_Task details_.
From the listing below, select every line where the word "members" appears.

_Stored data_.
+---+

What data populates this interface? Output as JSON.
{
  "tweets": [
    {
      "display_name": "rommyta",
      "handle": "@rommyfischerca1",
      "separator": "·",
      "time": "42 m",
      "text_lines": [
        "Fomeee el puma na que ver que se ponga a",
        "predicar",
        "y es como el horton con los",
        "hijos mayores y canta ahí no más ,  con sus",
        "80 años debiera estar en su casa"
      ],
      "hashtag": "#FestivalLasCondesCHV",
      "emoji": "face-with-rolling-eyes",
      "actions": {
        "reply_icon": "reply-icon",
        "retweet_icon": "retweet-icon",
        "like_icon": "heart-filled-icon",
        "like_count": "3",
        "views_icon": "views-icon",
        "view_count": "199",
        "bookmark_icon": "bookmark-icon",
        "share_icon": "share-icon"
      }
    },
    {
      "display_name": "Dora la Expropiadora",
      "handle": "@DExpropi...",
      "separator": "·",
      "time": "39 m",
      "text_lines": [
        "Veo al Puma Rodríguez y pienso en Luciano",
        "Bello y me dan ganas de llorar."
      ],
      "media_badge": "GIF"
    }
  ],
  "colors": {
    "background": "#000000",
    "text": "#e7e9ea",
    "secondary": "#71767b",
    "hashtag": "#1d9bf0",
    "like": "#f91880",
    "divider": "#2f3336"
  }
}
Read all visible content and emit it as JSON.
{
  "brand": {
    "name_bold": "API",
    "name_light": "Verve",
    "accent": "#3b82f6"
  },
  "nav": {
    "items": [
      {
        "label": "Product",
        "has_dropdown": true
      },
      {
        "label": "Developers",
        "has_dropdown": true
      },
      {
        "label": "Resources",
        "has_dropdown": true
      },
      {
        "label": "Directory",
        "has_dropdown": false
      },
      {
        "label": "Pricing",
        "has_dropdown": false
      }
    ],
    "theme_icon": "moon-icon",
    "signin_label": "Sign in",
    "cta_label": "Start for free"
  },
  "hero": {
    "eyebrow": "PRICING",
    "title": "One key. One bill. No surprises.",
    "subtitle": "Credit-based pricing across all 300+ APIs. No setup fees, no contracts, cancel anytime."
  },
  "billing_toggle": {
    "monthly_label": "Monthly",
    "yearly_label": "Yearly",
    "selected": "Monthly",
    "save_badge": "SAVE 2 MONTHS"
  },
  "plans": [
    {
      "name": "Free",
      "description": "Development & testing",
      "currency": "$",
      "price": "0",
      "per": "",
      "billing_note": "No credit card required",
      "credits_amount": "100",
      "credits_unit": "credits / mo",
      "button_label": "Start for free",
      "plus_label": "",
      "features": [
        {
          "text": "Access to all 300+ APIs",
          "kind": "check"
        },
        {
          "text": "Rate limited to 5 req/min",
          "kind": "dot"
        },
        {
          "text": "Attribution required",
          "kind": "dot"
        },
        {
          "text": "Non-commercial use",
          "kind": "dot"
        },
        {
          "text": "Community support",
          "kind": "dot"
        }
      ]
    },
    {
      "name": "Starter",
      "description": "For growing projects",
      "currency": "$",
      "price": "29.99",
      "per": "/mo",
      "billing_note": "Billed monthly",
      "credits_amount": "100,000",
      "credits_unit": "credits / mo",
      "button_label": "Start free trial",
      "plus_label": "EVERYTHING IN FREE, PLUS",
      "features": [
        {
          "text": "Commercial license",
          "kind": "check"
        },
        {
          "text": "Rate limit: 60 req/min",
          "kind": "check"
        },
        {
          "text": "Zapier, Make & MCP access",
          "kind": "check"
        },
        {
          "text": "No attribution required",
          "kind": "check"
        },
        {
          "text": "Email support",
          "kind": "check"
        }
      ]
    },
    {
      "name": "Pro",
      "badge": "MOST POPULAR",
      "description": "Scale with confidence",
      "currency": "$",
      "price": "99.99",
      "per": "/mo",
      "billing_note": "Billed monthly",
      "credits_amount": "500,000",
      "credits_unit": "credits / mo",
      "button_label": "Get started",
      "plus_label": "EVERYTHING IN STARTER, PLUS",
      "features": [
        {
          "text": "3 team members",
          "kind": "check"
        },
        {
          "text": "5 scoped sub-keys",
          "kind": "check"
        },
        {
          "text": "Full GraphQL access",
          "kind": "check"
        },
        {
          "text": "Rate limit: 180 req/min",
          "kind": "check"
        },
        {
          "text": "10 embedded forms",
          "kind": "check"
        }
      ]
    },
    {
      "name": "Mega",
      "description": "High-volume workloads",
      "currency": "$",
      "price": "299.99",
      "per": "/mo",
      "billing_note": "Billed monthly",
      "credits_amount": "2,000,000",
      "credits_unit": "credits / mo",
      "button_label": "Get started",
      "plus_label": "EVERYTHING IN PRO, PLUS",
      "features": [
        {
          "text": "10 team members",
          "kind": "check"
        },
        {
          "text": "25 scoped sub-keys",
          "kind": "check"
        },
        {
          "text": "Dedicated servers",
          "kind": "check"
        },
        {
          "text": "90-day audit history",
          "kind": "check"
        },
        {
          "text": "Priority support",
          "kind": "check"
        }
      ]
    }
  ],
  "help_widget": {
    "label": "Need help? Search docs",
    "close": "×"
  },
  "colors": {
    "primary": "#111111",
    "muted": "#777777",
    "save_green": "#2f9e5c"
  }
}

+---+

_Worked solution_.
          "text": "3 team members",
          "text": "10 team members",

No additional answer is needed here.